PROBLEM TO SOLVE:
Reproduce the entries below, starting with the line that contains "x-tick-label: Feb — [1061, 392, 1084, 407]" and ending after the line that contains "y-axis-label: Temperature (°C)".

ENTRIES SHOWN:
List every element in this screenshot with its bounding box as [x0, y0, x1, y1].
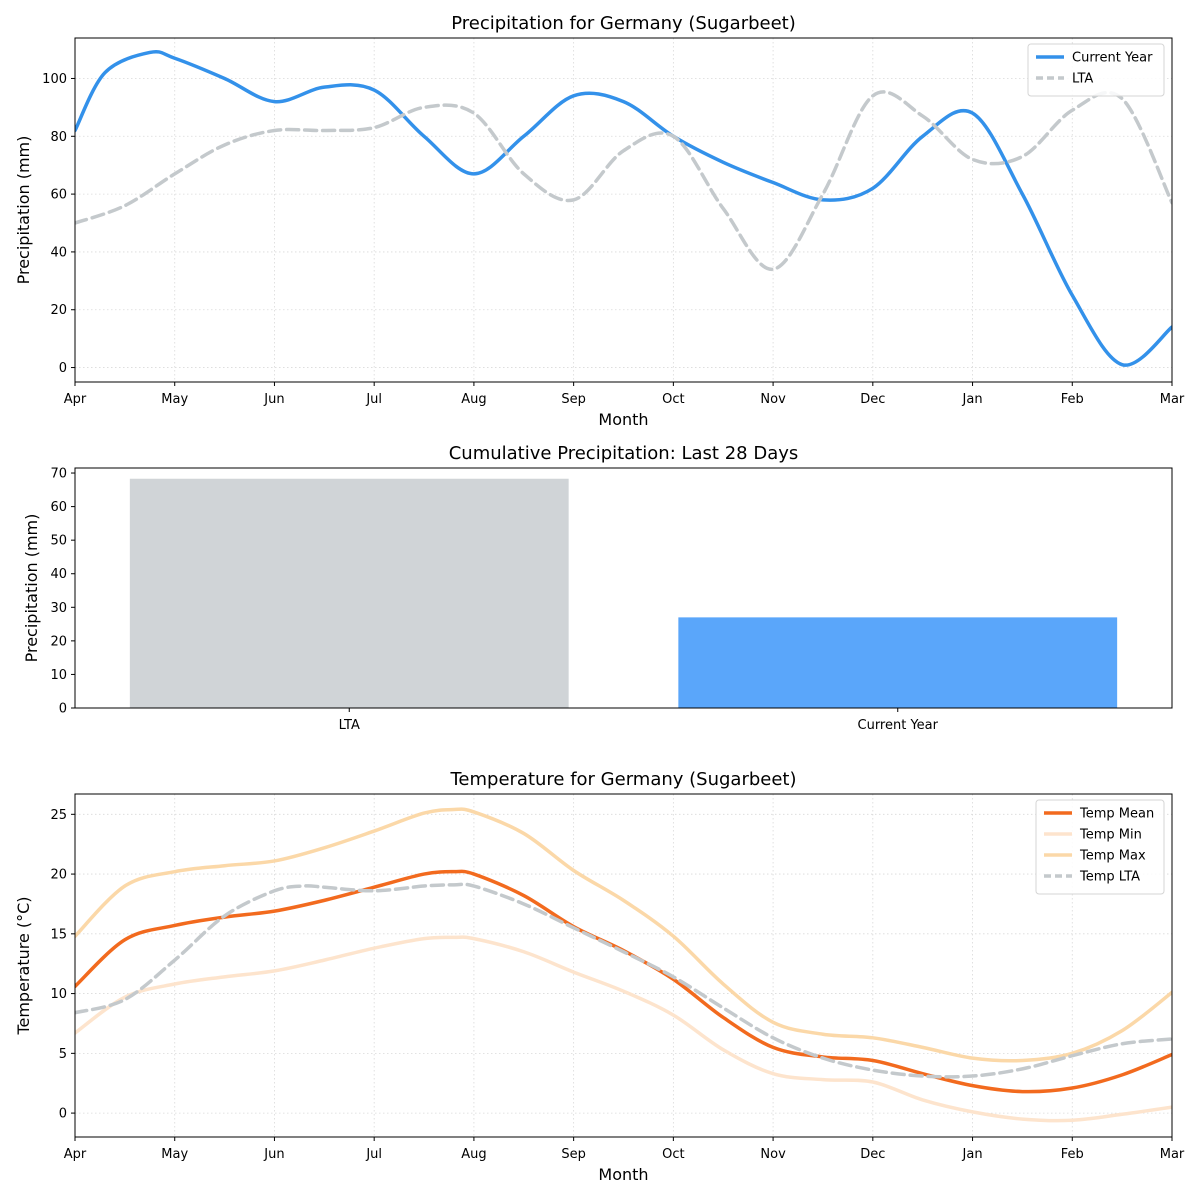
x-tick-label: Feb — [1061, 392, 1084, 407]
x-tick-label: Mar — [1160, 1147, 1185, 1162]
x-tick-label: Jan — [962, 1147, 983, 1162]
legend-label: Temp Min — [1079, 828, 1142, 843]
legend-label: Current Year — [1072, 51, 1153, 66]
legend-label: Temp Mean — [1079, 807, 1154, 822]
x-tick-label: Mar — [1160, 392, 1185, 407]
y-tick-label: 30 — [50, 601, 67, 616]
y-tick-label: 20 — [50, 868, 67, 883]
y-axis-label: Precipitation (mm) — [14, 136, 33, 285]
y-axis-label: Precipitation (mm) — [22, 514, 41, 663]
x-tick-label: Jan — [962, 392, 983, 407]
y-tick-label: 25 — [50, 808, 67, 823]
x-tick-label: Aug — [461, 392, 486, 407]
x-axis-label: Month — [598, 1165, 648, 1184]
x-tick-label: Jul — [365, 1147, 382, 1162]
plot-frame — [74, 37, 1173, 383]
x-tick-label: Aug — [461, 1147, 486, 1162]
x-tick-label: Apr — [64, 392, 87, 407]
y-tick-label: 0 — [59, 1107, 67, 1122]
series-line-current-year — [75, 49, 1172, 367]
x-tick-label: Jul — [365, 392, 382, 407]
chart-title: Precipitation for Germany (Sugarbeet) — [451, 13, 796, 34]
x-tick-label: LTA — [339, 718, 360, 733]
x-tick-label: Jun — [263, 392, 284, 407]
cumulative-bar-chart: LTA Current Year 0 10 20 30 40 50 60 70 Cumulative… — [22, 443, 1173, 733]
chart-title: Cumulative Precipitation: Last 28 Days — [449, 443, 799, 464]
series-line-temp-lta — [75, 882, 1172, 1079]
y-tick-label: 70 — [50, 467, 67, 482]
temperature-line-chart: Apr May Jun Jul Aug Sep Oct Nov Dec Jan Feb Mar 0 5 10… — [14, 769, 1185, 1184]
series-line-temp-mean — [75, 869, 1172, 1094]
legend: Current Year LTA — [1027, 43, 1165, 97]
y-tick-label: 10 — [50, 668, 67, 683]
legend: Temp Mean Temp Min Temp Max Temp LTA — [1035, 799, 1165, 895]
x-tick-label: Jun — [263, 1147, 284, 1162]
y-tick-label: 40 — [50, 567, 67, 582]
y-axis-label: Temperature (°C) — [14, 896, 33, 1035]
x-tick-label: Oct — [662, 392, 684, 407]
x-axis-label: Month — [598, 410, 648, 429]
y-tick-label: 20 — [50, 303, 67, 318]
precipitation-line-chart: Apr May Jun Jul Aug Sep Oct Nov Dec Jan Feb Mar 0 20 4… — [14, 13, 1185, 429]
x-tick-label: Apr — [64, 1147, 87, 1162]
x-tick-label: Sep — [561, 1147, 586, 1162]
x-tick-label: Feb — [1061, 1147, 1084, 1162]
y-tick-label: 20 — [50, 634, 67, 649]
chart-title: Temperature for Germany (Sugarbeet) — [449, 769, 796, 790]
y-tick-label: 15 — [50, 927, 67, 942]
y-tick-label: 40 — [50, 245, 67, 260]
y-tick-label: 100 — [42, 72, 67, 87]
x-tick-label: May — [161, 1147, 188, 1162]
y-tick-label: 0 — [59, 702, 67, 717]
x-tick-label: Oct — [662, 1147, 684, 1162]
series-line-temp-min — [75, 935, 1172, 1123]
x-tick-label: Nov — [760, 392, 786, 407]
legend-label: Temp Max — [1079, 849, 1146, 864]
x-tick-label: Dec — [860, 392, 885, 407]
x-tick-label: May — [161, 392, 188, 407]
x-tick-label: Sep — [561, 392, 586, 407]
y-tick-label: 5 — [59, 1047, 67, 1062]
y-tick-label: 0 — [59, 361, 67, 376]
plot-frame — [74, 467, 1173, 709]
x-tick-label: Dec — [860, 1147, 885, 1162]
plot-frame — [74, 793, 1173, 1138]
legend-label: LTA — [1072, 72, 1093, 87]
y-tick-label: 60 — [50, 188, 67, 203]
bar-current-year — [678, 617, 1118, 708]
y-tick-label: 80 — [50, 130, 67, 145]
series-group — [75, 49, 1172, 367]
series-line-lta — [75, 90, 1172, 272]
series-group — [75, 807, 1172, 1123]
bar-lta — [129, 478, 569, 708]
x-tick-label: Current Year — [858, 718, 939, 733]
series-line-temp-max — [75, 807, 1172, 1063]
x-tick-label: Nov — [760, 1147, 786, 1162]
legend-label: Temp LTA — [1079, 870, 1140, 885]
y-tick-label: 50 — [50, 534, 67, 549]
y-tick-label: 10 — [50, 987, 67, 1002]
legend-box — [1035, 799, 1165, 895]
y-tick-label: 60 — [50, 500, 67, 515]
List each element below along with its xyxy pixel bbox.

TASK SOLUTION:
x-tick-label: Feb — [1061, 392, 1084, 407]
x-tick-label: Mar — [1160, 1147, 1185, 1162]
x-tick-label: Jan — [962, 1147, 983, 1162]
legend-label: Temp Min — [1079, 828, 1142, 843]
legend-label: Current Year — [1072, 51, 1153, 66]
legend-label: Temp Mean — [1079, 807, 1154, 822]
x-tick-label: Mar — [1160, 392, 1185, 407]
y-tick-label: 30 — [50, 601, 67, 616]
y-tick-label: 20 — [50, 868, 67, 883]
y-axis-label: Precipitation (mm) — [14, 136, 33, 285]
y-axis-label: Precipitation (mm) — [22, 514, 41, 663]
x-tick-label: Jan — [962, 392, 983, 407]
y-tick-label: 25 — [50, 808, 67, 823]
x-tick-label: Aug — [461, 392, 486, 407]
x-axis-label: Month — [598, 1165, 648, 1184]
x-tick-label: Jul — [365, 1147, 382, 1162]
plot-frame — [74, 37, 1173, 383]
x-tick-label: Aug — [461, 1147, 486, 1162]
x-tick-label: Apr — [64, 392, 87, 407]
y-tick-label: 0 — [59, 1107, 67, 1122]
series-line-current-year — [75, 49, 1172, 367]
x-tick-label: Jul — [365, 392, 382, 407]
chart-title: Precipitation for Germany (Sugarbeet) — [451, 13, 796, 34]
x-tick-label: LTA — [339, 718, 360, 733]
x-tick-label: Jun — [263, 392, 284, 407]
cumulative-bar-chart: LTA Current Year 0 10 20 30 40 50 60 70 Cumulative… — [22, 443, 1173, 733]
chart-title: Cumulative Precipitation: Last 28 Days — [449, 443, 799, 464]
series-line-temp-lta — [75, 882, 1172, 1079]
y-tick-label: 70 — [50, 467, 67, 482]
temperature-line-chart: Apr May Jun Jul Aug Sep Oct Nov Dec Jan Feb Mar 0 5 10… — [14, 769, 1185, 1184]
series-line-temp-mean — [75, 869, 1172, 1094]
legend: Current Year LTA — [1027, 43, 1165, 97]
y-tick-label: 10 — [50, 668, 67, 683]
legend: Temp Mean Temp Min Temp Max Temp LTA — [1035, 799, 1165, 895]
x-tick-label: Jun — [263, 1147, 284, 1162]
y-tick-label: 40 — [50, 567, 67, 582]
y-axis-label: Temperature (°C) — [14, 896, 33, 1035]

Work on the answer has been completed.